* START Exercise materials *
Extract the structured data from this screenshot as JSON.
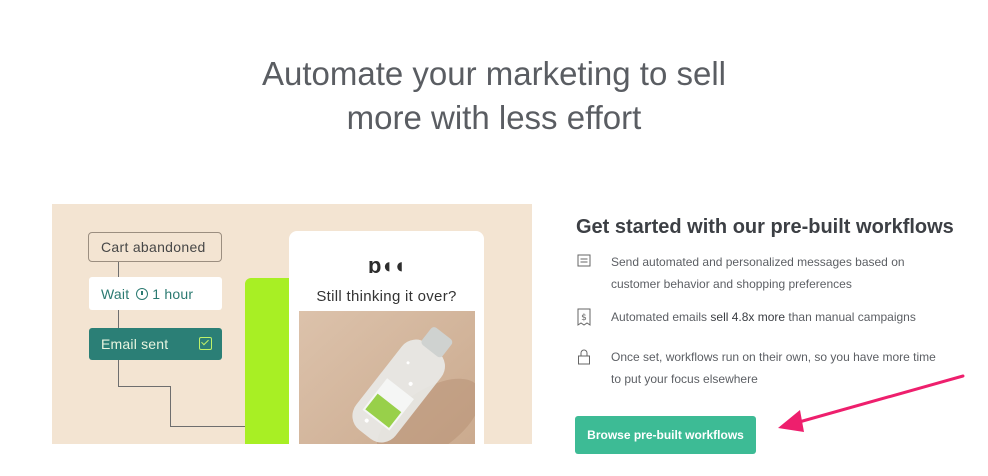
{
  "hero": {
    "line1": "Automate your marketing to sell",
    "line2": "more with less effort"
  },
  "illustration": {
    "cart_chip": "Cart abandoned",
    "wait_label": "Wait",
    "wait_value": "1 hour",
    "email_chip": "Email sent",
    "card_logo": "ɒ◖◖",
    "card_title": "Still thinking it over?"
  },
  "workflows": {
    "title": "Get started with our pre-built workflows",
    "features": [
      {
        "icon": "document-icon",
        "text": "Send automated and personalized messages based on customer behavior and shopping preferences"
      },
      {
        "icon": "dollar-receipt-icon",
        "pre": "Automated emails ",
        "highlight": "sell 4.8x more",
        "post": " than manual campaigns"
      },
      {
        "icon": "lock-icon",
        "text": "Once set, workflows run on their own, so you have more time to put your focus elsewhere"
      }
    ],
    "button_label": "Browse pre-built workflows"
  },
  "colors": {
    "button": "#3dbb95",
    "arrow": "#ee1f6d",
    "lime": "#a8ef24",
    "teal": "#2b7f76",
    "panel": "#f3e4d2"
  }
}
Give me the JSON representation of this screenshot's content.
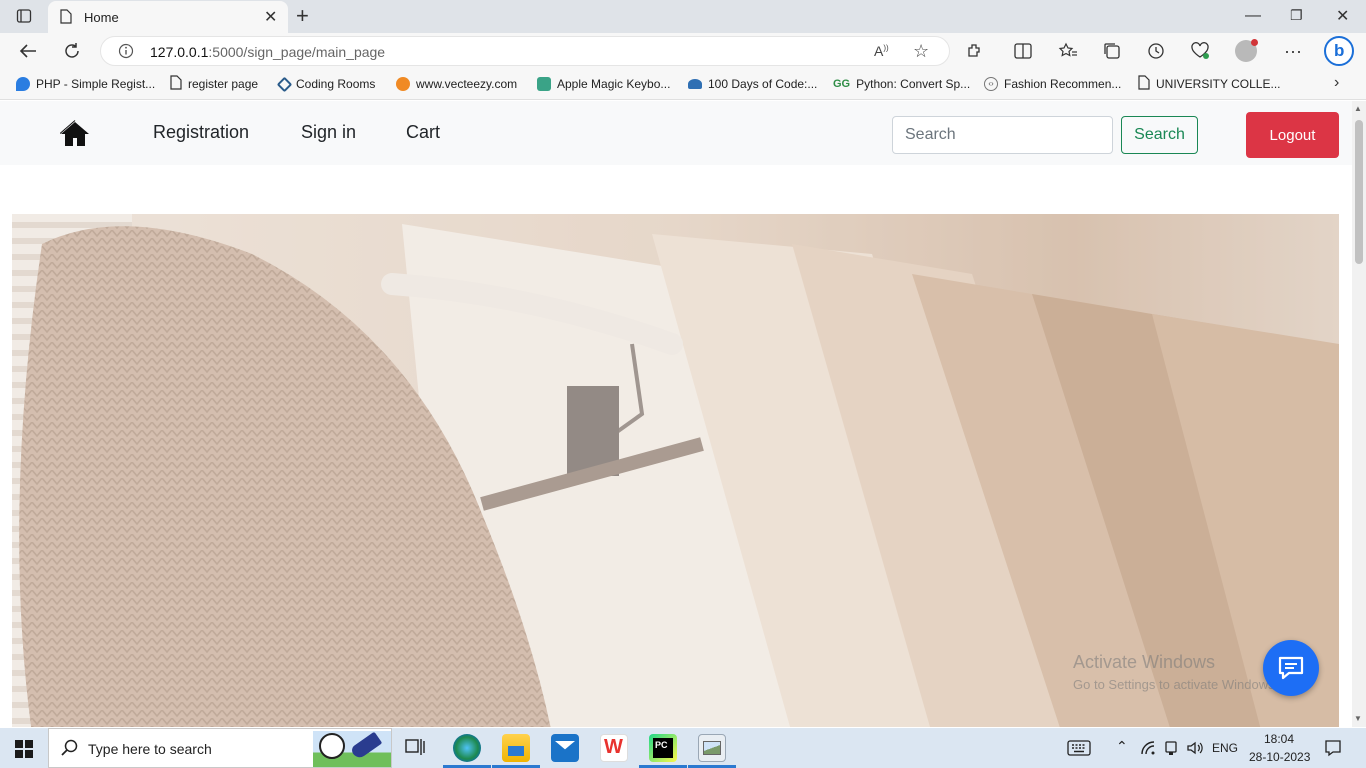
{
  "browser": {
    "tab_title": "Home",
    "new_tab_glyph": "+",
    "url_host": "127.0.0.1",
    "url_path": ":5000/sign_page/main_page",
    "bookmarks": [
      {
        "label": "PHP - Simple Regist...",
        "icon": "php-icon"
      },
      {
        "label": "register page",
        "icon": "page-icon"
      },
      {
        "label": "Coding Rooms",
        "icon": "coding-rooms-icon"
      },
      {
        "label": "www.vecteezy.com",
        "icon": "vecteezy-icon"
      },
      {
        "label": "Apple Magic Keybo...",
        "icon": "apple-magic-icon"
      },
      {
        "label": "100 Days of Code:...",
        "icon": "tata-icon"
      },
      {
        "label": "Python: Convert Sp...",
        "icon": "gfg-icon"
      },
      {
        "label": "Fashion Recommen...",
        "icon": "code-icon"
      },
      {
        "label": "UNIVERSITY COLLE...",
        "icon": "page-icon"
      }
    ]
  },
  "navbar": {
    "links": [
      "Registration",
      "Sign in",
      "Cart"
    ],
    "search_placeholder": "Search",
    "search_button": "Search",
    "logout_button": "Logout"
  },
  "watermark": {
    "line1": "Activate Windows",
    "line2": "Go to Settings to activate Windows."
  },
  "taskbar": {
    "search_placeholder": "Type here to search",
    "language": "ENG",
    "time": "18:04",
    "date": "28-10-2023"
  },
  "colors": {
    "logout": "#dc3545",
    "search_outline": "#198754",
    "chat_button": "#1d6ef5",
    "navbar_bg": "#f8f9fa"
  }
}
* END Exercise materials *
[What the task asks]:
Copy out the lines in which the string "sell" appears.

[Solution]:
    "line1": "Automate your marketing to sell",
        "highlight": "sell 4.8x more",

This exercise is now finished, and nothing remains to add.